WHAT THIS TASK INVOLVES: Word for word, set down the records and skip each picture.
_____
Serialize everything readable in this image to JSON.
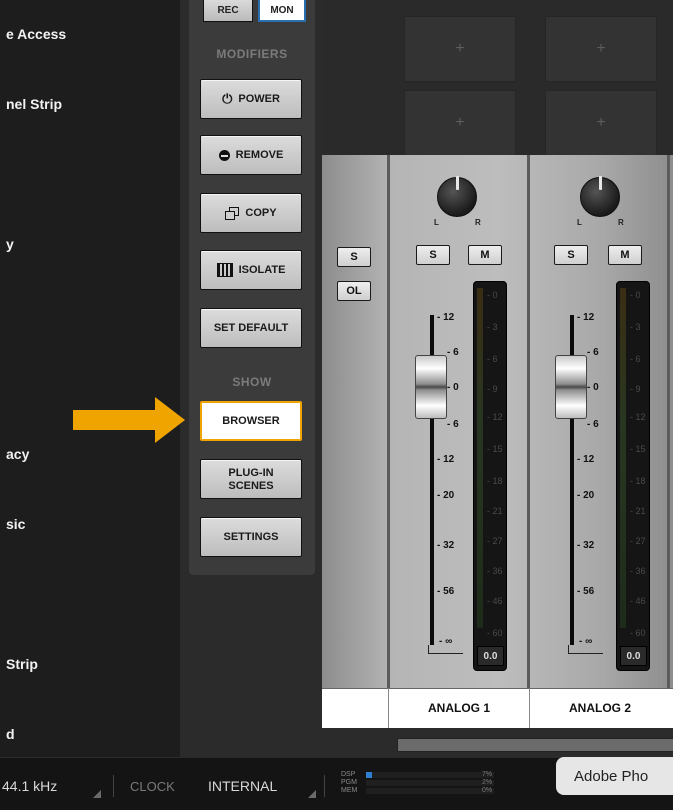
{
  "sidebar": {
    "items": [
      {
        "label": "e Access"
      },
      {
        "label": "nel Strip"
      },
      {
        "label": "y"
      },
      {
        "label": "acy"
      },
      {
        "label": "sic"
      },
      {
        "label": "Strip"
      },
      {
        "label": "d"
      }
    ]
  },
  "top_buttons": {
    "rec": "REC",
    "mon": "MON"
  },
  "modifiers": {
    "heading": "MODIFIERS",
    "power": "POWER",
    "remove": "REMOVE",
    "copy": "COPY",
    "isolate": "ISOLATE",
    "set_default": "SET DEFAULT"
  },
  "show": {
    "heading": "SHOW",
    "browser": "BROWSER",
    "plugin_scenes_line1": "PLUG-IN",
    "plugin_scenes_line2": "SCENES",
    "settings": "SETTINGS"
  },
  "slots": {
    "plus": "+"
  },
  "channels": {
    "left_strip": {
      "solo": "S",
      "overload": "OL"
    },
    "strips": [
      {
        "name": "ANALOG 1",
        "solo": "S",
        "mute": "M",
        "pan_left": "L",
        "pan_right": "R",
        "meter_value": "0.0"
      },
      {
        "name": "ANALOG 2",
        "solo": "S",
        "mute": "M",
        "pan_left": "L",
        "pan_right": "R",
        "meter_value": "0.0"
      }
    ],
    "fader_scale": [
      "12",
      "6",
      "0",
      "6",
      "12",
      "20",
      "32",
      "56",
      "∞"
    ],
    "meter_scale": [
      "0",
      "3",
      "6",
      "9",
      "12",
      "15",
      "18",
      "21",
      "27",
      "36",
      "46",
      "60"
    ]
  },
  "status_bar": {
    "sample_rate": "44.1 kHz",
    "clock_label": "CLOCK",
    "clock_source": "INTERNAL",
    "dsp_label": "DSP",
    "pgm_label": "PGM",
    "mem_label": "MEM",
    "dsp_value": "7%",
    "pgm_value": "2%",
    "mem_value": "0%",
    "dsp_fill": 0.05,
    "app_name": "Adobe Pho"
  },
  "colors": {
    "highlight_arrow": "#f0a400",
    "browser_border": "#f0a400"
  }
}
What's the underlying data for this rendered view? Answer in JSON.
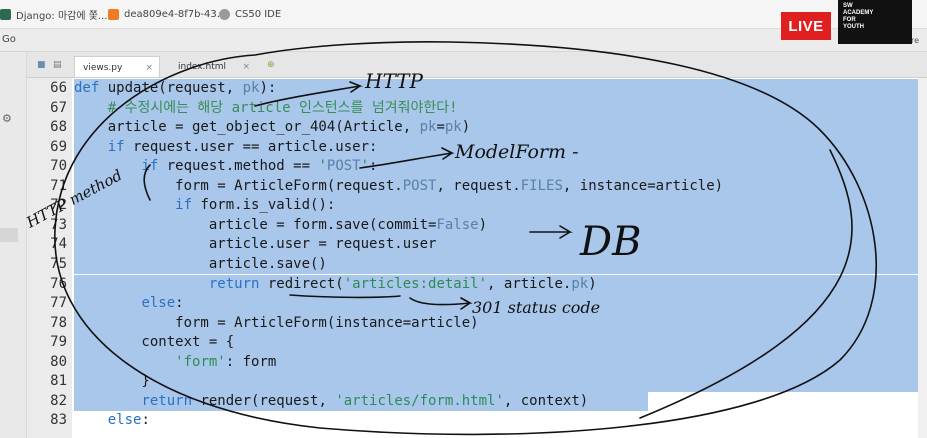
{
  "bookmarks": [
    {
      "label": "Django: 마감에 쫓...",
      "color": "#2d6a4f"
    },
    {
      "label": "dea809e4-8f7b-43...",
      "color": "#f07b22"
    },
    {
      "label": "CS50 IDE",
      "color": "#9a9a9a"
    }
  ],
  "menubar": {
    "go": "Go",
    "share": "Share"
  },
  "live_badge": "LIVE",
  "logo": [
    "SW",
    "ACADEMY",
    "FOR",
    "YOUTH"
  ],
  "tabs": [
    {
      "label": "views.py",
      "close": "×",
      "active": true
    },
    {
      "label": "index.html",
      "close": "×",
      "active": false
    }
  ],
  "editor": {
    "lines": [
      {
        "num": "66",
        "text": "def update(request, pk):"
      },
      {
        "num": "67",
        "text": "    # 수정시에는 해당 article 인스턴스를 넘겨줘야한다!"
      },
      {
        "num": "68",
        "text": "    article = get_object_or_404(Article, pk=pk)"
      },
      {
        "num": "69",
        "text": "    if request.user == article.user:"
      },
      {
        "num": "70",
        "text": "        if request.method == 'POST':"
      },
      {
        "num": "71",
        "text": "            form = ArticleForm(request.POST, request.FILES, instance=article)"
      },
      {
        "num": "72",
        "text": "            if form.is_valid():"
      },
      {
        "num": "73",
        "text": "                article = form.save(commit=False)"
      },
      {
        "num": "74",
        "text": "                article.user = request.user"
      },
      {
        "num": "75",
        "text": "                article.save()"
      },
      {
        "num": "76",
        "text": "                return redirect('articles:detail', article.pk)"
      },
      {
        "num": "77",
        "text": "        else:"
      },
      {
        "num": "78",
        "text": "            form = ArticleForm(instance=article)"
      },
      {
        "num": "79",
        "text": "        context = {"
      },
      {
        "num": "80",
        "text": "            'form': form"
      },
      {
        "num": "81",
        "text": "        }"
      },
      {
        "num": "82",
        "text": "        return render(request, 'articles/form.html', context)"
      },
      {
        "num": "83",
        "text": "    else:"
      }
    ],
    "highlight_color": "#a9c7eb"
  },
  "annotations": [
    "HTTP",
    "ModelForm -",
    "HTTP method",
    "DB",
    "301 status code"
  ]
}
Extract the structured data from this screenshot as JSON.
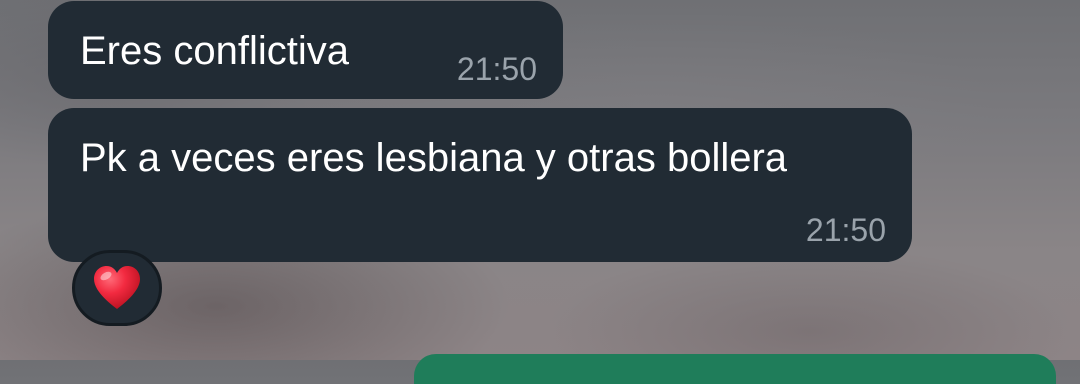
_____
ANSWER FOR THIS EXERCISE:
Serialize everything readable in this image to JSON.
{
  "sidebar": {
    "items": [
      {
        "label": "e Access"
      },
      {
        "label": "nel Strip"
      },
      {
        "label": "y"
      },
      {
        "label": "acy"
      },
      {
        "label": "sic"
      },
      {
        "label": "Strip"
      },
      {
        "label": "d"
      }
    ]
  },
  "top_buttons": {
    "rec": "REC",
    "mon": "MON"
  },
  "modifiers": {
    "heading": "MODIFIERS",
    "power": "POWER",
    "remove": "REMOVE",
    "copy": "COPY",
    "isolate": "ISOLATE",
    "set_default": "SET DEFAULT"
  },
  "show": {
    "heading": "SHOW",
    "browser": "BROWSER",
    "plugin_scenes_line1": "PLUG-IN",
    "plugin_scenes_line2": "SCENES",
    "settings": "SETTINGS"
  },
  "slots": {
    "plus": "+"
  },
  "channels": {
    "left_strip": {
      "solo": "S",
      "overload": "OL"
    },
    "strips": [
      {
        "name": "ANALOG 1",
        "solo": "S",
        "mute": "M",
        "pan_left": "L",
        "pan_right": "R",
        "meter_value": "0.0"
      },
      {
        "name": "ANALOG 2",
        "solo": "S",
        "mute": "M",
        "pan_left": "L",
        "pan_right": "R",
        "meter_value": "0.0"
      }
    ],
    "fader_scale": [
      "12",
      "6",
      "0",
      "6",
      "12",
      "20",
      "32",
      "56",
      "∞"
    ],
    "meter_scale": [
      "0",
      "3",
      "6",
      "9",
      "12",
      "15",
      "18",
      "21",
      "27",
      "36",
      "46",
      "60"
    ]
  },
  "status_bar": {
    "sample_rate": "44.1 kHz",
    "clock_label": "CLOCK",
    "clock_source": "INTERNAL",
    "dsp_label": "DSP",
    "pgm_label": "PGM",
    "mem_label": "MEM",
    "dsp_value": "7%",
    "pgm_value": "2%",
    "mem_value": "0%",
    "dsp_fill": 0.05,
    "app_name": "Adobe Pho"
  },
  "colors": {
    "highlight_arrow": "#f0a400",
    "browser_border": "#f0a400"
  }
}
What's the underlying data for this rendered view? Answer in JSON.
{
  "bookmarks": [
    {
      "label": "Django: 마감에 쫓...",
      "color": "#2d6a4f"
    },
    {
      "label": "dea809e4-8f7b-43...",
      "color": "#f07b22"
    },
    {
      "label": "CS50 IDE",
      "color": "#9a9a9a"
    }
  ],
  "menubar": {
    "go": "Go",
    "share": "Share"
  },
  "live_badge": "LIVE",
  "logo": [
    "SW",
    "ACADEMY",
    "FOR",
    "YOUTH"
  ],
  "tabs": [
    {
      "label": "views.py",
      "close": "×",
      "active": true
    },
    {
      "label": "index.html",
      "close": "×",
      "active": false
    }
  ],
  "editor": {
    "lines": [
      {
        "num": "66",
        "text": "def update(request, pk):"
      },
      {
        "num": "67",
        "text": "    # 수정시에는 해당 article 인스턴스를 넘겨줘야한다!"
      },
      {
        "num": "68",
        "text": "    article = get_object_or_404(Article, pk=pk)"
      },
      {
        "num": "69",
        "text": "    if request.user == article.user:"
      },
      {
        "num": "70",
        "text": "        if request.method == 'POST':"
      },
      {
        "num": "71",
        "text": "            form = ArticleForm(request.POST, request.FILES, instance=article)"
      },
      {
        "num": "72",
        "text": "            if form.is_valid():"
      },
      {
        "num": "73",
        "text": "                article = form.save(commit=False)"
      },
      {
        "num": "74",
        "text": "                article.user = request.user"
      },
      {
        "num": "75",
        "text": "                article.save()"
      },
      {
        "num": "76",
        "text": "                return redirect('articles:detail', article.pk)"
      },
      {
        "num": "77",
        "text": "        else:"
      },
      {
        "num": "78",
        "text": "            form = ArticleForm(instance=article)"
      },
      {
        "num": "79",
        "text": "        context = {"
      },
      {
        "num": "80",
        "text": "            'form': form"
      },
      {
        "num": "81",
        "text": "        }"
      },
      {
        "num": "82",
        "text": "        return render(request, 'articles/form.html', context)"
      },
      {
        "num": "83",
        "text": "    else:"
      }
    ],
    "highlight_color": "#a9c7eb"
  },
  "annotations": [
    "HTTP",
    "ModelForm -",
    "HTTP method",
    "DB",
    "301 status code"
  ]
}
Extract the structured data from this screenshot as JSON.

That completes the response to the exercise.